Stated goal :: Using the listing below, report all lines holding the word "Growth".

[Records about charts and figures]

========================================

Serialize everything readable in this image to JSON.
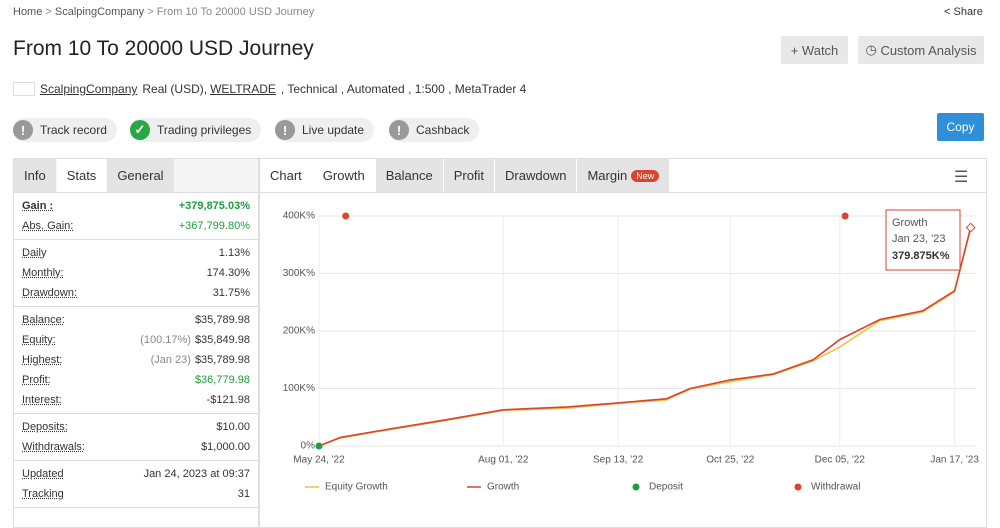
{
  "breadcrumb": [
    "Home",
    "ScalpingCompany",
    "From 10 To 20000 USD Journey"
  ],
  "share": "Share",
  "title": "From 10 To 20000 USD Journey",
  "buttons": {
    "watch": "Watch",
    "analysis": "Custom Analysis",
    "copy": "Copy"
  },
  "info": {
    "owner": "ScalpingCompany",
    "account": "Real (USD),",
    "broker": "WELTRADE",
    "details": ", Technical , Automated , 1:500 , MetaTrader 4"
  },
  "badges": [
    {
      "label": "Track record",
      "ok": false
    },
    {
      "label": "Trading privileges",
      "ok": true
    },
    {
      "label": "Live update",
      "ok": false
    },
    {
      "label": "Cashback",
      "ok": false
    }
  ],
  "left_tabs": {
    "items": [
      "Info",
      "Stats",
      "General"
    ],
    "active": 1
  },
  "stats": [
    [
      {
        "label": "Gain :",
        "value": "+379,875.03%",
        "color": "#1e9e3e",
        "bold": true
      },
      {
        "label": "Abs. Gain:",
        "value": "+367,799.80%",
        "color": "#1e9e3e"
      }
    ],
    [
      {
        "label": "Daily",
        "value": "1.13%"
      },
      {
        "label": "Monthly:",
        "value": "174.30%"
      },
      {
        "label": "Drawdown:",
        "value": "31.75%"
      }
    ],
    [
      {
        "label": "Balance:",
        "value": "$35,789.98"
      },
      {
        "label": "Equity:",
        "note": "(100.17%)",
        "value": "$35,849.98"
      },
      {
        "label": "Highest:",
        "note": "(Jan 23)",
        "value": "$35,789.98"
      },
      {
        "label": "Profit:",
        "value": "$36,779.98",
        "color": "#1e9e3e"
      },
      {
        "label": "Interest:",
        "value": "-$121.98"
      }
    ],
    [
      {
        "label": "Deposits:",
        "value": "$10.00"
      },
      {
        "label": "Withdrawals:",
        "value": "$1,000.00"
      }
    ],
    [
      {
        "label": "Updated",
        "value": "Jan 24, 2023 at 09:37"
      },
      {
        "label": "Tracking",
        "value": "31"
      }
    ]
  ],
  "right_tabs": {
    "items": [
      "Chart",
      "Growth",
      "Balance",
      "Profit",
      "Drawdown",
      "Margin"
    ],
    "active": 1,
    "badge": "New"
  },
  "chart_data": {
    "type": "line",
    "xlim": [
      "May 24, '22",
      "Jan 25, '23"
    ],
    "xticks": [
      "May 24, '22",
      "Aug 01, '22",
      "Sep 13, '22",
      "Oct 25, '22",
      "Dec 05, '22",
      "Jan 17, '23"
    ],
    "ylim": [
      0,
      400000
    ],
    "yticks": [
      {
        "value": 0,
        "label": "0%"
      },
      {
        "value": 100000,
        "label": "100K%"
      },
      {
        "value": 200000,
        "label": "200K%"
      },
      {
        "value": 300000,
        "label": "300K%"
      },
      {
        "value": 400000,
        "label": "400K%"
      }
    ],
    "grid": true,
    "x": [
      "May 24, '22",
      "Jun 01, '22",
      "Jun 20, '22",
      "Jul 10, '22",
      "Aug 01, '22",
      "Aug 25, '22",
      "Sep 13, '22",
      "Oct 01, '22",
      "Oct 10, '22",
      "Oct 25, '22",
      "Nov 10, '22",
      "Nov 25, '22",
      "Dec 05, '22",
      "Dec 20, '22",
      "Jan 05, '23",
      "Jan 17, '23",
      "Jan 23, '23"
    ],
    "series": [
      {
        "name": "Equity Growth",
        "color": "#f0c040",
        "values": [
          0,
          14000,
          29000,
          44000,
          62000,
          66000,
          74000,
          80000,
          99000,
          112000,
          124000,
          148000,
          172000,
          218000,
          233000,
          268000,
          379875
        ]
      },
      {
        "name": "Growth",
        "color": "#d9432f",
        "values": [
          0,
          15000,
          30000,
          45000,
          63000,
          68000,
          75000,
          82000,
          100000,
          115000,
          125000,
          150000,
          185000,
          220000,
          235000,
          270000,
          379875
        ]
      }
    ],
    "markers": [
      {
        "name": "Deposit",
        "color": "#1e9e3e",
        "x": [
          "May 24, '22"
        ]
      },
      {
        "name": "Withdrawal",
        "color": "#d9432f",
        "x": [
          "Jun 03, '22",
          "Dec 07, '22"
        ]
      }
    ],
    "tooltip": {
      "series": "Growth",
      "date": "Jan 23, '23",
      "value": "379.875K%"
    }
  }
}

========================================

Answer to the task ::
      "Growth",
        "name": "Equity Growth",
        "name": "Growth",
      "series": "Growth",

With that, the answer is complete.